**Exercise data:**
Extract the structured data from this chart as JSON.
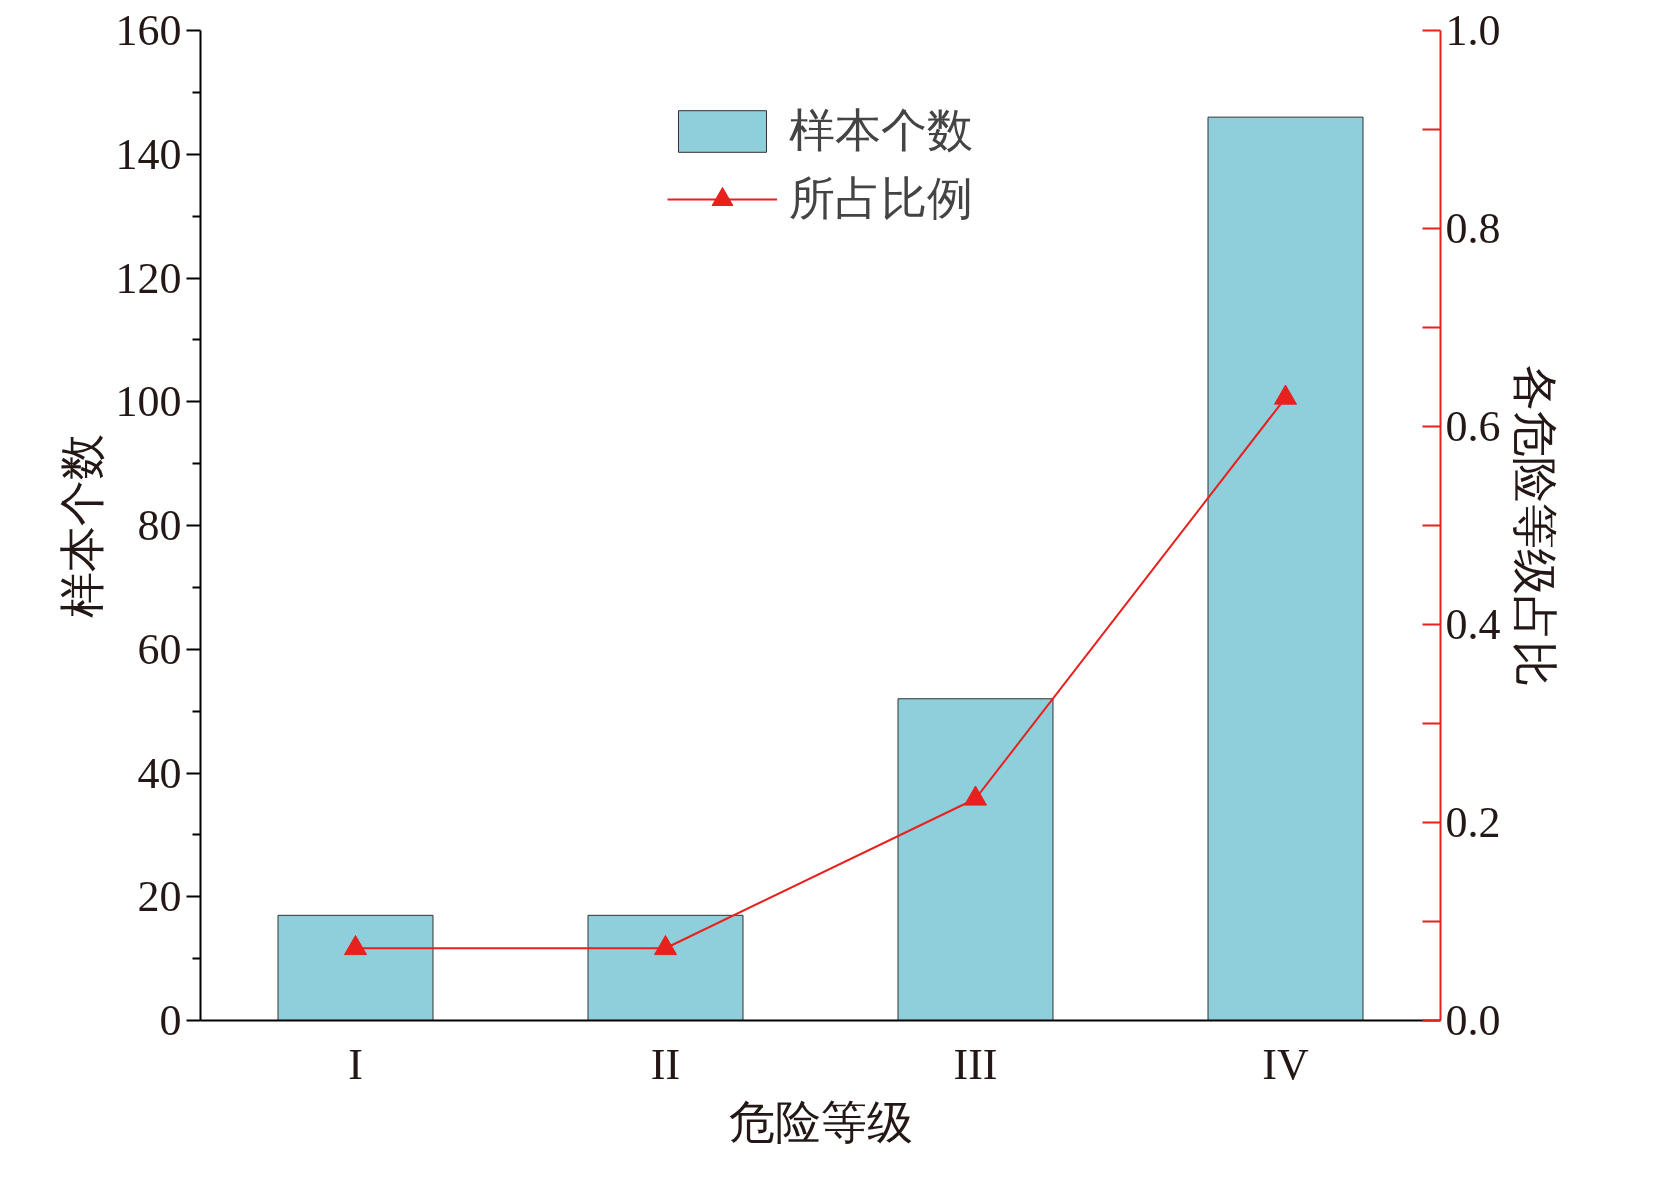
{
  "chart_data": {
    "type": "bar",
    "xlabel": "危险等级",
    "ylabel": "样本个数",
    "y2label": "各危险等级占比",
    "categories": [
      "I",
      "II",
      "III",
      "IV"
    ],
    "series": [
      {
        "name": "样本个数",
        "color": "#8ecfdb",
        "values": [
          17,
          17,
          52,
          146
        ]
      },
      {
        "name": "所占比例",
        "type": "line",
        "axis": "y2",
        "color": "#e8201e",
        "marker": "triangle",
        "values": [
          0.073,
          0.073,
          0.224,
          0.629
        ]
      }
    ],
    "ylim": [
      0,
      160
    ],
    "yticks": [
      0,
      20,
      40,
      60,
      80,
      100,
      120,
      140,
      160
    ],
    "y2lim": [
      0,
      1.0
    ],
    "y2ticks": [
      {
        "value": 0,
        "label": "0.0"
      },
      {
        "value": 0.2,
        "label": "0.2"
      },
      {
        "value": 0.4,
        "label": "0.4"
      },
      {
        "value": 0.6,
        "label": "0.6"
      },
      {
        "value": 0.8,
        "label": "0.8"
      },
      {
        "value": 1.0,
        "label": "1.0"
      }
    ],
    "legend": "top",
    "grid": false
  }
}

**What to produce:** Copy the listing word for word, excluding its pictures.

**Reply to the exercise:**
Extract the structured data from this chart as JSON.
{
  "chart_data": {
    "type": "bar",
    "xlabel": "危险等级",
    "ylabel": "样本个数",
    "y2label": "各危险等级占比",
    "categories": [
      "I",
      "II",
      "III",
      "IV"
    ],
    "series": [
      {
        "name": "样本个数",
        "color": "#8ecfdb",
        "values": [
          17,
          17,
          52,
          146
        ]
      },
      {
        "name": "所占比例",
        "type": "line",
        "axis": "y2",
        "color": "#e8201e",
        "marker": "triangle",
        "values": [
          0.073,
          0.073,
          0.224,
          0.629
        ]
      }
    ],
    "ylim": [
      0,
      160
    ],
    "yticks": [
      0,
      20,
      40,
      60,
      80,
      100,
      120,
      140,
      160
    ],
    "y2lim": [
      0,
      1.0
    ],
    "y2ticks": [
      {
        "value": 0,
        "label": "0.0"
      },
      {
        "value": 0.2,
        "label": "0.2"
      },
      {
        "value": 0.4,
        "label": "0.4"
      },
      {
        "value": 0.6,
        "label": "0.6"
      },
      {
        "value": 0.8,
        "label": "0.8"
      },
      {
        "value": 1.0,
        "label": "1.0"
      }
    ],
    "legend": "top",
    "grid": false
  }
}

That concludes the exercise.